## Materials provided:
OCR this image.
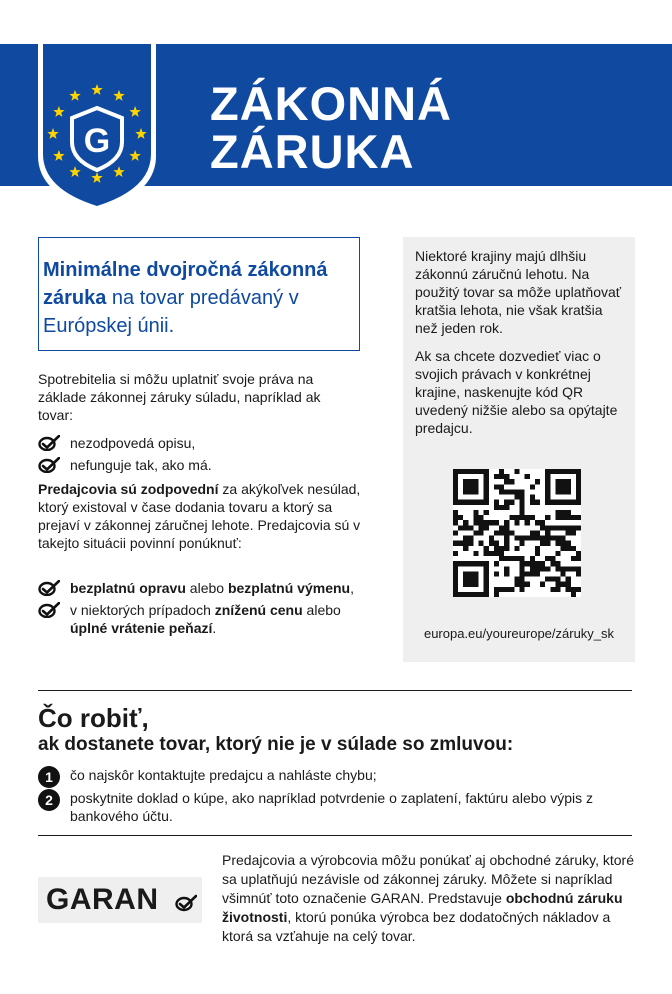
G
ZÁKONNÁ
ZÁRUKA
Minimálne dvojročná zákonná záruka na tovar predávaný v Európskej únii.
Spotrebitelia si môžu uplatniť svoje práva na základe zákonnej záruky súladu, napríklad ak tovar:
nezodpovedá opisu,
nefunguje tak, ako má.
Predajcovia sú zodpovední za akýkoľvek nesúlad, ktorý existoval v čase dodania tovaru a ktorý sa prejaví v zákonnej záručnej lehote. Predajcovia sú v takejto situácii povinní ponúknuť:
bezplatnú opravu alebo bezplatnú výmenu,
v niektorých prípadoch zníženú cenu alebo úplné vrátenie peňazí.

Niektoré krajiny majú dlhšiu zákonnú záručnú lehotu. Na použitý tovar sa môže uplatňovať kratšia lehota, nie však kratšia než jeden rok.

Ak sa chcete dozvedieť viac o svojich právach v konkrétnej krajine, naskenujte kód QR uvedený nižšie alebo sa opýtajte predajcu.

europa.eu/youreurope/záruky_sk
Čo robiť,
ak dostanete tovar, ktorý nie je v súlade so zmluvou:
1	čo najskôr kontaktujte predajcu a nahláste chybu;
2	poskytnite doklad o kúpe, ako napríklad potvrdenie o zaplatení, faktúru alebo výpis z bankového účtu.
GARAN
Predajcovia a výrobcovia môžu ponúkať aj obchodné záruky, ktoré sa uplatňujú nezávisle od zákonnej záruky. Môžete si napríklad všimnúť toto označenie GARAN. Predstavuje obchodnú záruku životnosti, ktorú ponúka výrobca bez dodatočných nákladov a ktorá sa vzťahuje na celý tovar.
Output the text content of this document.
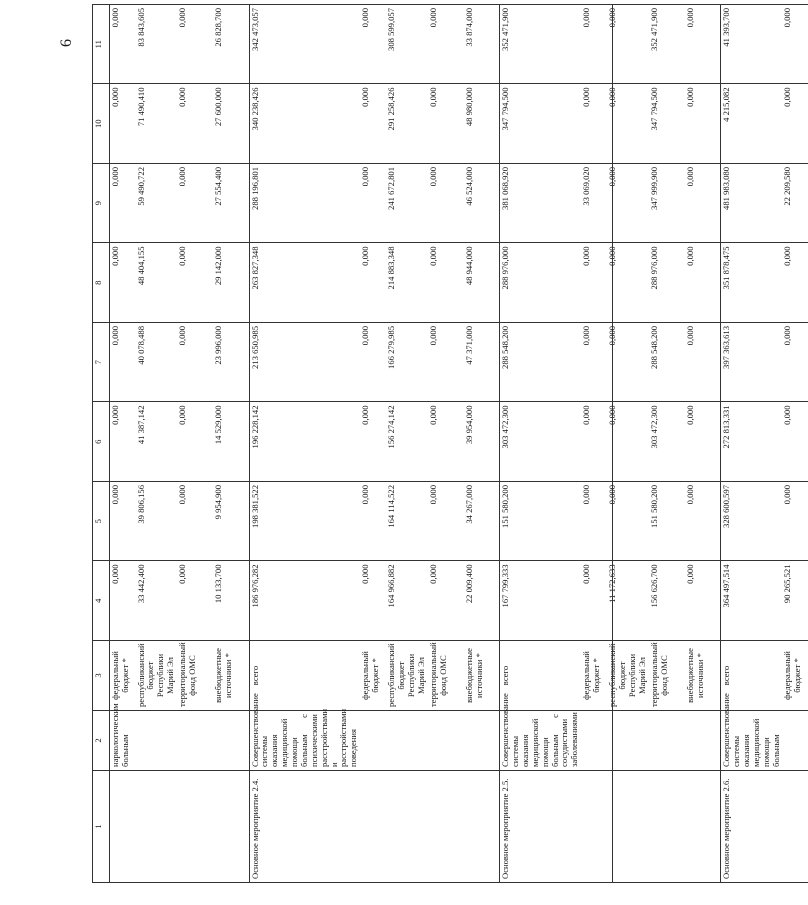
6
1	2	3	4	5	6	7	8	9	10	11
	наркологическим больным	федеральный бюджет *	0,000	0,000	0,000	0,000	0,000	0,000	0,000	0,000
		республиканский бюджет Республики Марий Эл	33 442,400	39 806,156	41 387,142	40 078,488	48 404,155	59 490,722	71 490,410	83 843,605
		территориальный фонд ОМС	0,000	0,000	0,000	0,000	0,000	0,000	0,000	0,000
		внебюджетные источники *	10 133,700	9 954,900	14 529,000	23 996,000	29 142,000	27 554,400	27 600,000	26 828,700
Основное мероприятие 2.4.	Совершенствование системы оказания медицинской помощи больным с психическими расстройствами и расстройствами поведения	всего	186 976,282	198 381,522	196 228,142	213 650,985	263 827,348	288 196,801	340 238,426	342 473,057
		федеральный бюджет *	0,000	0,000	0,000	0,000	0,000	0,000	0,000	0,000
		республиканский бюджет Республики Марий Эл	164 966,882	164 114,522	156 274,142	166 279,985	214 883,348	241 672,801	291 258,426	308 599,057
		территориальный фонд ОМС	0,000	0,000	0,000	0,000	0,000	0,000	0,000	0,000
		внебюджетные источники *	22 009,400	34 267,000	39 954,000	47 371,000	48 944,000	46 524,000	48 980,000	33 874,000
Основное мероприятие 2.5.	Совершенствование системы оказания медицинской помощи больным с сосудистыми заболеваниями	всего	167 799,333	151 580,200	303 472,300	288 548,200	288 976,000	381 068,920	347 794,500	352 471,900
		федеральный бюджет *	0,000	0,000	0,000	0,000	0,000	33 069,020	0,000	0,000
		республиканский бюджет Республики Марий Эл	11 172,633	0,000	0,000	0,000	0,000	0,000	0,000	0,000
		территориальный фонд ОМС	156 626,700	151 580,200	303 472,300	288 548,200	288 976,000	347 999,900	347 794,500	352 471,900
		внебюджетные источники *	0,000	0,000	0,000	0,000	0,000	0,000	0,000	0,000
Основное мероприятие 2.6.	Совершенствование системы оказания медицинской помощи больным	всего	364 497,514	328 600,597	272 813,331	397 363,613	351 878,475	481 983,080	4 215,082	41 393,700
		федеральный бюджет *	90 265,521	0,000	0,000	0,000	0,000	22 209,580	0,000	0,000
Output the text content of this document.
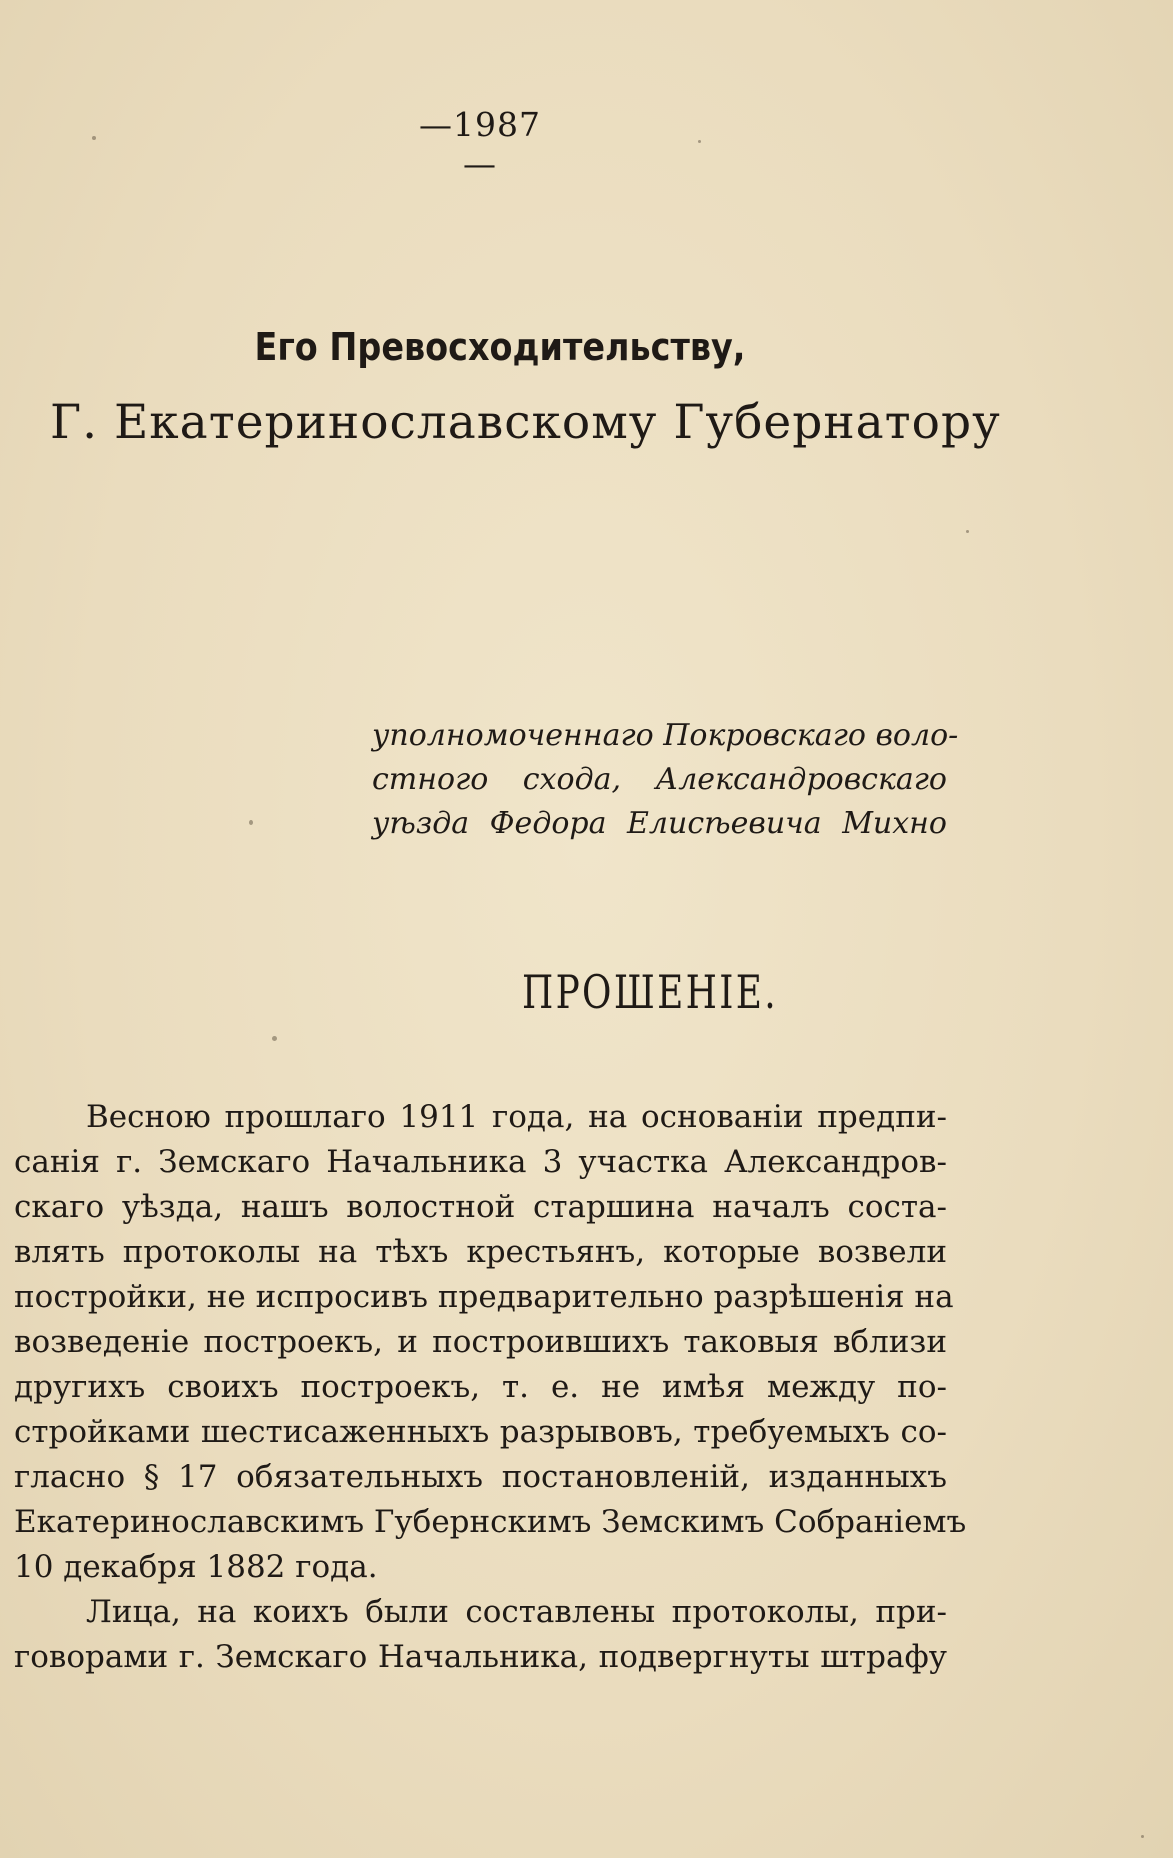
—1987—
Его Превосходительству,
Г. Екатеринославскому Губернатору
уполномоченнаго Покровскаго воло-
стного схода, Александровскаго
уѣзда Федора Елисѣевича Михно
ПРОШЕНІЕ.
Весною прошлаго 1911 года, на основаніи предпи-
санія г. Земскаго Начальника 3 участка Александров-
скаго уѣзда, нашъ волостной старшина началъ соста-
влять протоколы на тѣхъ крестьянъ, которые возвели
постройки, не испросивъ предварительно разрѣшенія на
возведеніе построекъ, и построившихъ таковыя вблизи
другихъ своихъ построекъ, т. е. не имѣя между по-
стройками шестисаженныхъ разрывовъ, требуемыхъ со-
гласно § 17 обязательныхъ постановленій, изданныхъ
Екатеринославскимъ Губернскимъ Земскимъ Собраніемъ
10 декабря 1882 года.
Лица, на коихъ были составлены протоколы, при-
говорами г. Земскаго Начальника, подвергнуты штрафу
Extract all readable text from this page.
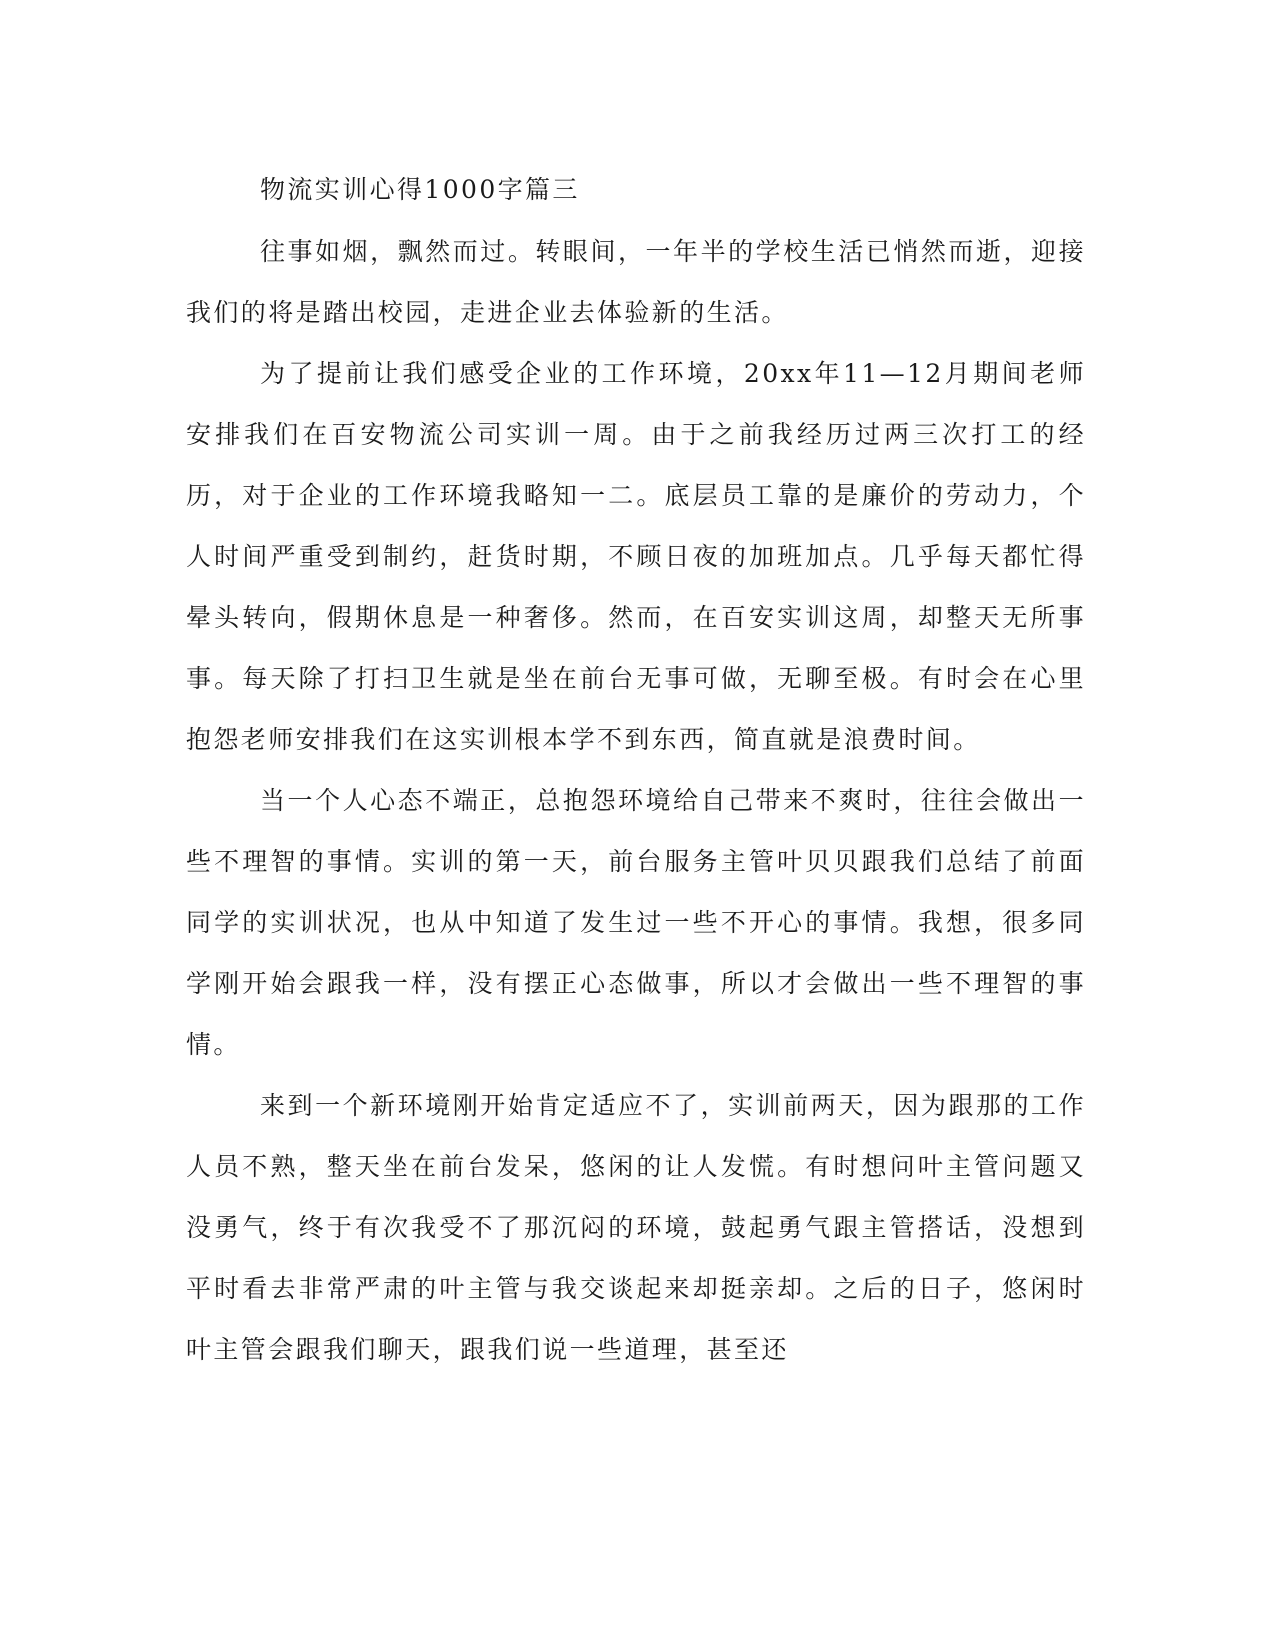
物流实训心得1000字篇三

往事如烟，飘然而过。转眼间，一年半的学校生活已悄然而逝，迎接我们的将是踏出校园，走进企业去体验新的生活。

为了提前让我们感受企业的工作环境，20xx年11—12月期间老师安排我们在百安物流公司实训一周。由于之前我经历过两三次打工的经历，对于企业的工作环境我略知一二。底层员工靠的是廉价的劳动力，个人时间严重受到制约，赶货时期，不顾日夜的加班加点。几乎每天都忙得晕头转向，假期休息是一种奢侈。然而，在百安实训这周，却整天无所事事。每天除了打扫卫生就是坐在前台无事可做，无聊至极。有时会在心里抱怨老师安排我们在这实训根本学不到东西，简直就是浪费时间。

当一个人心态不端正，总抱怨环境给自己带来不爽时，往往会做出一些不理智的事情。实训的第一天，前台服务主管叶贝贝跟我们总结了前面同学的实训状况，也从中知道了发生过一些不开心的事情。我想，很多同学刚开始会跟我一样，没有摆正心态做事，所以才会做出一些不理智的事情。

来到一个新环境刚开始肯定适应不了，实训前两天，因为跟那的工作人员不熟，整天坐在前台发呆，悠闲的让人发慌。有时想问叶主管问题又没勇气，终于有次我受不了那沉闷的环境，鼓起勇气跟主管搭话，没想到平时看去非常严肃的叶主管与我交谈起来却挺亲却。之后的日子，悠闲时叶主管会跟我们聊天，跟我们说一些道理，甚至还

## Stated problem:
Make an exact copy of the listing above. Do not include the pictures.

## Answer in full:
OCR this image.
G
ZÁKONNÁ
ZÁRUKA
Minimálne dvojročná zákonná záruka na tovar predávaný v Európskej únii.
Spotrebitelia si môžu uplatniť svoje práva na základe zákonnej záruky súladu, napríklad ak tovar:
nezodpovedá opisu,
nefunguje tak, ako má.
Predajcovia sú zodpovední za akýkoľvek nesúlad, ktorý existoval v čase dodania tovaru a ktorý sa prejaví v zákonnej záručnej lehote. Predajcovia sú v takejto situácii povinní ponúknuť:
bezplatnú opravu alebo bezplatnú výmenu,
v niektorých prípadoch zníženú cenu alebo úplné vrátenie peňazí.

Niektoré krajiny majú dlhšiu zákonnú záručnú lehotu. Na použitý tovar sa môže uplatňovať kratšia lehota, nie však kratšia než jeden rok.

Ak sa chcete dozvedieť viac o svojich právach v konkrétnej krajine, naskenujte kód QR uvedený nižšie alebo sa opýtajte predajcu.

europa.eu/youreurope/záruky_sk
Čo robiť,
ak dostanete tovar, ktorý nie je v súlade so zmluvou:
1	čo najskôr kontaktujte predajcu a nahláste chybu;
2	poskytnite doklad o kúpe, ako napríklad potvrdenie o zaplatení, faktúru alebo výpis z bankového účtu.
GARAN
Predajcovia a výrobcovia môžu ponúkať aj obchodné záruky, ktoré sa uplatňujú nezávisle od zákonnej záruky. Môžete si napríklad všimnúť toto označenie GARAN. Predstavuje obchodnú záruku životnosti, ktorú ponúka výrobca bez dodatočných nákladov a ktorá sa vzťahuje na celý tovar.
Output the text content of this document.
6
1	2	3	4	5	6	7	8	9	10	11
	наркологическим больным	федеральный бюджет *	0,000	0,000	0,000	0,000	0,000	0,000	0,000	0,000
		республиканский бюджет Республики Марий Эл	33 442,400	39 806,156	41 387,142	40 078,488	48 404,155	59 490,722	71 490,410	83 843,605
		территориальный фонд ОМС	0,000	0,000	0,000	0,000	0,000	0,000	0,000	0,000
		внебюджетные источники *	10 133,700	9 954,900	14 529,000	23 996,000	29 142,000	27 554,400	27 600,000	26 828,700
Основное мероприятие 2.4.	Совершенствование системы оказания медицинской помощи больным с психическими расстройствами и расстройствами поведения	всего	186 976,282	198 381,522	196 228,142	213 650,985	263 827,348	288 196,801	340 238,426	342 473,057
		федеральный бюджет *	0,000	0,000	0,000	0,000	0,000	0,000	0,000	0,000
		республиканский бюджет Республики Марий Эл	164 966,882	164 114,522	156 274,142	166 279,985	214 883,348	241 672,801	291 258,426	308 599,057
		территориальный фонд ОМС	0,000	0,000	0,000	0,000	0,000	0,000	0,000	0,000
		внебюджетные источники *	22 009,400	34 267,000	39 954,000	47 371,000	48 944,000	46 524,000	48 980,000	33 874,000
Основное мероприятие 2.5.	Совершенствование системы оказания медицинской помощи больным с сосудистыми заболеваниями	всего	167 799,333	151 580,200	303 472,300	288 548,200	288 976,000	381 068,920	347 794,500	352 471,900
		федеральный бюджет *	0,000	0,000	0,000	0,000	0,000	33 069,020	0,000	0,000
		республиканский бюджет Республики Марий Эл	11 172,633	0,000	0,000	0,000	0,000	0,000	0,000	0,000
		территориальный фонд ОМС	156 626,700	151 580,200	303 472,300	288 548,200	288 976,000	347 999,900	347 794,500	352 471,900
		внебюджетные источники *	0,000	0,000	0,000	0,000	0,000	0,000	0,000	0,000
Основное мероприятие 2.6.	Совершенствование системы оказания медицинской помощи больным	всего	364 497,514	328 600,597	272 813,331	397 363,613	351 878,475	481 983,080	4 215,082	41 393,700
		федеральный бюджет *	90 265,521	0,000	0,000	0,000	0,000	22 209,580	0,000	0,000
Output the text content of this document.
—1987—
Его Превосходительству,
Г. Екатеринославскому Губернатору
уполномоченнаго Покровскаго воло-
стного схода, Александровскаго
уѣзда Федора Елисѣевича Михно
ПРОШЕНІЕ.
Весною прошлаго 1911 года, на основаніи предпи-
санія г. Земскаго Начальника 3 участка Александров-
скаго уѣзда, нашъ волостной старшина началъ соста-
влять протоколы на тѣхъ крестьянъ, которые возвели
постройки, не испросивъ предварительно разрѣшенія на
возведеніе построекъ, и построившихъ таковыя вблизи
другихъ своихъ построекъ, т. е. не имѣя между по-
стройками шестисаженныхъ разрывовъ, требуемыхъ со-
гласно § 17 обязательныхъ постановленій, изданныхъ
Екатеринославскимъ Губернскимъ Земскимъ Собраніемъ
10 декабря 1882 года.
Лица, на коихъ были составлены протоколы, при-
говорами г. Земскаго Начальника, подвергнуты штрафу
Extract all readable text from this page.
物流实训心得1000字篇三

往事如烟，飘然而过。转眼间，一年半的学校生活已悄然而逝，迎接我们的将是踏出校园，走进企业去体验新的生活。

为了提前让我们感受企业的工作环境，20xx年11—12月期间老师安排我们在百安物流公司实训一周。由于之前我经历过两三次打工的经历，对于企业的工作环境我略知一二。底层员工靠的是廉价的劳动力，个人时间严重受到制约，赶货时期，不顾日夜的加班加点。几乎每天都忙得晕头转向，假期休息是一种奢侈。然而，在百安实训这周，却整天无所事事。每天除了打扫卫生就是坐在前台无事可做，无聊至极。有时会在心里抱怨老师安排我们在这实训根本学不到东西，简直就是浪费时间。

当一个人心态不端正，总抱怨环境给自己带来不爽时，往往会做出一些不理智的事情。实训的第一天，前台服务主管叶贝贝跟我们总结了前面同学的实训状况，也从中知道了发生过一些不开心的事情。我想，很多同学刚开始会跟我一样，没有摆正心态做事，所以才会做出一些不理智的事情。

来到一个新环境刚开始肯定适应不了，实训前两天，因为跟那的工作人员不熟，整天坐在前台发呆，悠闲的让人发慌。有时想问叶主管问题又没勇气，终于有次我受不了那沉闷的环境，鼓起勇气跟主管搭话，没想到平时看去非常严肃的叶主管与我交谈起来却挺亲却。之后的日子，悠闲时叶主管会跟我们聊天，跟我们说一些道理，甚至还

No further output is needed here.